» PROBLEM TO SOLVE: Extract each line of the records below that contains the word "NAIRAS".

» INPUT RECORDS:
==================================================

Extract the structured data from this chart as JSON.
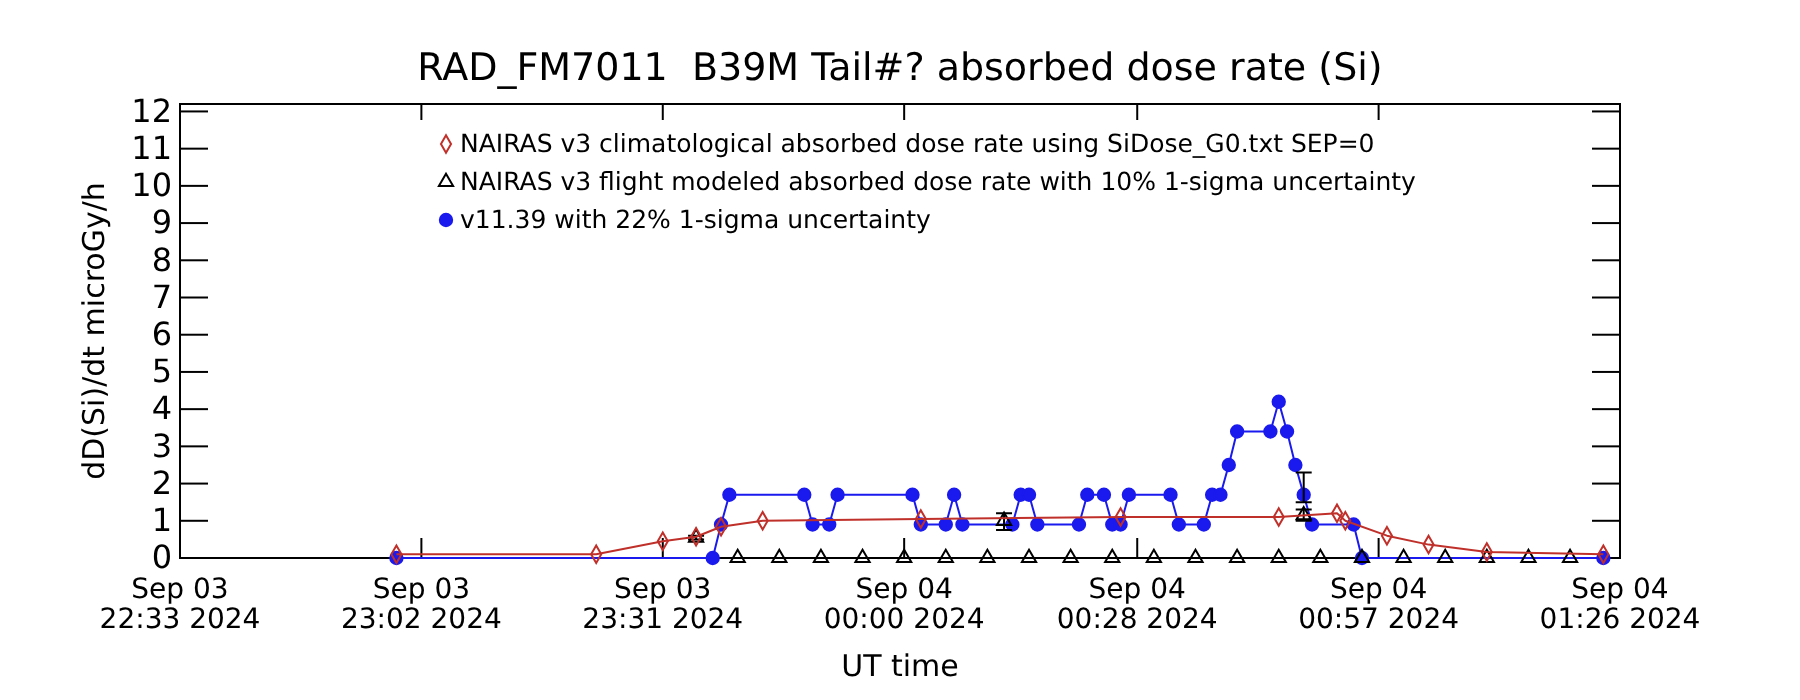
{
  "chart_data": {
    "type": "line",
    "title": "RAD_FM7011  B39M Tail#? absorbed dose rate (Si)",
    "xlabel": "UT time",
    "ylabel": "dD(Si)/dt microGy/h",
    "xlim": [
      "2024-09-03T22:33",
      "2024-09-04T01:26"
    ],
    "xticks": [
      {
        "value": "2024-09-03T22:33",
        "label": "Sep 03\n22:33 2024"
      },
      {
        "value": "2024-09-03T23:02",
        "label": "Sep 03\n23:02 2024"
      },
      {
        "value": "2024-09-03T23:31",
        "label": "Sep 03\n23:31 2024"
      },
      {
        "value": "2024-09-04T00:00",
        "label": "Sep 04\n00:00 2024"
      },
      {
        "value": "2024-09-04T00:28",
        "label": "Sep 04\n00:28 2024"
      },
      {
        "value": "2024-09-04T00:57",
        "label": "Sep 04\n00:57 2024"
      },
      {
        "value": "2024-09-04T01:26",
        "label": "Sep 04\n01:26 2024"
      }
    ],
    "ylim": [
      0,
      12.2
    ],
    "yticks": [
      0,
      1,
      2,
      3,
      4,
      5,
      6,
      7,
      8,
      9,
      10,
      11,
      12
    ],
    "grid": false,
    "legend": "top",
    "series": [
      {
        "name": "NAIRAS v3 climatological absorbed dose rate using SiDose_G0.txt SEP=0",
        "color": "#c0302a",
        "marker": "diamond",
        "x": [
          "2024-09-03T22:59",
          "2024-09-03T23:23",
          "2024-09-03T23:31",
          "2024-09-03T23:35",
          "2024-09-03T23:38",
          "2024-09-03T23:43",
          "2024-09-04T00:02",
          "2024-09-04T00:26",
          "2024-09-04T00:45",
          "2024-09-04T00:52",
          "2024-09-04T00:53",
          "2024-09-04T00:58",
          "2024-09-04T01:03",
          "2024-09-04T01:10",
          "2024-09-04T01:24"
        ],
        "values": [
          0.1,
          0.1,
          0.45,
          0.57,
          0.84,
          1.0,
          1.05,
          1.1,
          1.1,
          1.2,
          1.0,
          0.6,
          0.36,
          0.16,
          0.1
        ]
      },
      {
        "name": "NAIRAS v3 flight modeled absorbed dose rate with 10% 1-sigma uncertainty",
        "color": "#000000",
        "type": "scatter",
        "marker": "triangle",
        "x": [
          "2024-09-03T23:35",
          "2024-09-03T23:40",
          "2024-09-03T23:45",
          "2024-09-03T23:50",
          "2024-09-03T23:55",
          "2024-09-04T00:00",
          "2024-09-04T00:05",
          "2024-09-04T00:10",
          "2024-09-04T00:12",
          "2024-09-04T00:15",
          "2024-09-04T00:20",
          "2024-09-04T00:25",
          "2024-09-04T00:30",
          "2024-09-04T00:35",
          "2024-09-04T00:40",
          "2024-09-04T00:45",
          "2024-09-04T00:48",
          "2024-09-04T00:50",
          "2024-09-04T00:55",
          "2024-09-04T01:00",
          "2024-09-04T01:05",
          "2024-09-04T01:10",
          "2024-09-04T01:15",
          "2024-09-04T01:20"
        ],
        "values": [
          0.55,
          0,
          0,
          0,
          0,
          0,
          0,
          0,
          1.0,
          0,
          0,
          0,
          0,
          0,
          0,
          0,
          1.15,
          0,
          0,
          0,
          0,
          0,
          0,
          0
        ],
        "errors": [
          [
            0.5,
            0.6
          ],
          null,
          null,
          null,
          null,
          null,
          null,
          null,
          [
            0.75,
            1.2
          ],
          null,
          null,
          null,
          null,
          null,
          null,
          null,
          [
            1.0,
            1.3
          ],
          null,
          null,
          null,
          null,
          null,
          null,
          null
        ]
      },
      {
        "name": "v11.39 with 22% 1-sigma uncertainty",
        "color": "#1a1aee",
        "marker": "circle",
        "x": [
          "2024-09-03T22:59",
          "2024-09-03T23:37",
          "2024-09-03T23:38",
          "2024-09-03T23:39",
          "2024-09-03T23:48",
          "2024-09-03T23:49",
          "2024-09-03T23:51",
          "2024-09-03T23:52",
          "2024-09-04T00:01",
          "2024-09-04T00:02",
          "2024-09-04T00:05",
          "2024-09-04T00:06",
          "2024-09-04T00:07",
          "2024-09-04T00:13",
          "2024-09-04T00:14",
          "2024-09-04T00:15",
          "2024-09-04T00:16",
          "2024-09-04T00:21",
          "2024-09-04T00:22",
          "2024-09-04T00:24",
          "2024-09-04T00:25",
          "2024-09-04T00:26",
          "2024-09-04T00:27",
          "2024-09-04T00:32",
          "2024-09-04T00:33",
          "2024-09-04T00:36",
          "2024-09-04T00:37",
          "2024-09-04T00:38",
          "2024-09-04T00:39",
          "2024-09-04T00:40",
          "2024-09-04T00:44",
          "2024-09-04T00:45",
          "2024-09-04T00:46",
          "2024-09-04T00:47",
          "2024-09-04T00:48",
          "2024-09-04T00:49",
          "2024-09-04T00:54",
          "2024-09-04T00:55",
          "2024-09-04T01:24"
        ],
        "values": [
          0,
          0,
          0.9,
          1.7,
          1.7,
          0.9,
          0.9,
          1.7,
          1.7,
          0.9,
          0.9,
          1.7,
          0.9,
          0.9,
          1.7,
          1.7,
          0.9,
          0.9,
          1.7,
          1.7,
          0.9,
          0.9,
          1.7,
          1.7,
          0.9,
          0.9,
          1.7,
          1.7,
          2.5,
          3.4,
          3.4,
          4.2,
          3.4,
          2.5,
          1.7,
          0.9,
          0.9,
          0,
          0
        ],
        "errors": [
          null,
          null,
          null,
          null,
          null,
          null,
          null,
          null,
          null,
          null,
          null,
          null,
          null,
          null,
          null,
          null,
          null,
          null,
          null,
          null,
          null,
          null,
          null,
          null,
          null,
          null,
          null,
          null,
          null,
          null,
          null,
          null,
          null,
          null,
          [
            1.5,
            2.3
          ],
          null,
          null,
          null,
          null
        ]
      }
    ]
  }
}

==================================================

» WORKED ANSWER:
        "name": "NAIRAS v3 climatological absorbed dose rate using SiDose_G0.txt SEP=0",
        "name": "NAIRAS v3 flight modeled absorbed dose rate with 10% 1-sigma uncertainty",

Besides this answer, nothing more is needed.